Set task: Repeat the material below word for word and leave out all pictures.

[start of Excerpted data]

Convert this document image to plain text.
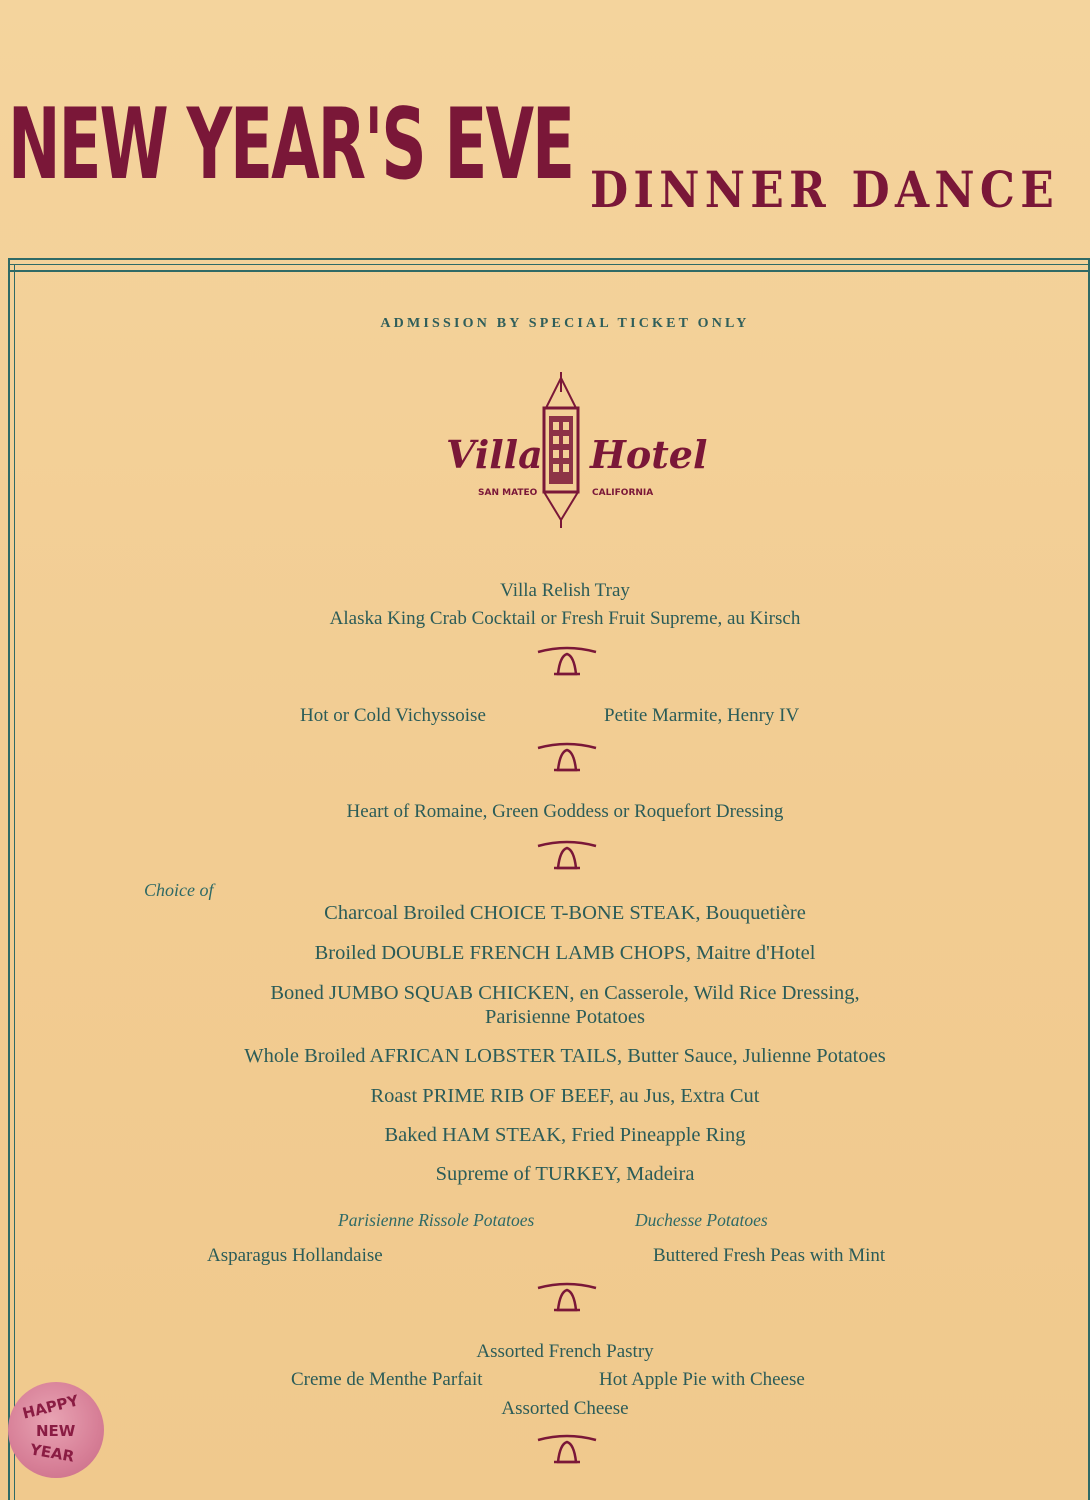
NEW YEAR'S EVE DINNER DANCE
ADMISSION BY SPECIAL TICKET ONLY
Villa Hotel
SAN MATEO	CALIFORNIA
Villa Relish Tray
Alaska King Crab Cocktail or Fresh Fruit Supreme, au Kirsch
Hot or Cold Vichyssoise	Petite Marmite, Henry IV
Heart of Romaine, Green Goddess or Roquefort Dressing
Choice of
Charcoal Broiled CHOICE T-BONE STEAK, Bouquetière
Broiled DOUBLE FRENCH LAMB CHOPS, Maitre d'Hotel
Boned JUMBO SQUAB CHICKEN, en Casserole, Wild Rice Dressing,
Parisienne Potatoes
Whole Broiled AFRICAN LOBSTER TAILS, Butter Sauce, Julienne Potatoes
Roast PRIME RIB OF BEEF, au Jus, Extra Cut
Baked HAM STEAK, Fried Pineapple Ring
Supreme of TURKEY, Madeira
Parisienne Rissole Potatoes	Duchesse Potatoes
Asparagus Hollandaise	Buttered Fresh Peas with Mint
Assorted French Pastry
Creme de Menthe Parfait	Hot Apple Pie with Cheese
Assorted Cheese
HAPPY
NEW
YEAR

[end of Excerpted data]

Exercise response:
Convert this document image to plain text.
NEW YEAR'S EVE DINNER DANCE
ADMISSION BY SPECIAL TICKET ONLY
Villa Hotel
SAN MATEO	CALIFORNIA
Villa Relish Tray
Alaska King Crab Cocktail or Fresh Fruit Supreme, au Kirsch
Hot or Cold Vichyssoise	Petite Marmite, Henry IV
Heart of Romaine, Green Goddess or Roquefort Dressing
Choice of
Charcoal Broiled CHOICE T-BONE STEAK, Bouquetière
Broiled DOUBLE FRENCH LAMB CHOPS, Maitre d'Hotel
Boned JUMBO SQUAB CHICKEN, en Casserole, Wild Rice Dressing,
Parisienne Potatoes
Whole Broiled AFRICAN LOBSTER TAILS, Butter Sauce, Julienne Potatoes
Roast PRIME RIB OF BEEF, au Jus, Extra Cut
Baked HAM STEAK, Fried Pineapple Ring
Supreme of TURKEY, Madeira
Parisienne Rissole Potatoes	Duchesse Potatoes
Asparagus Hollandaise	Buttered Fresh Peas with Mint
Assorted French Pastry
Creme de Menthe Parfait	Hot Apple Pie with Cheese
Assorted Cheese
HAPPY
NEW
YEAR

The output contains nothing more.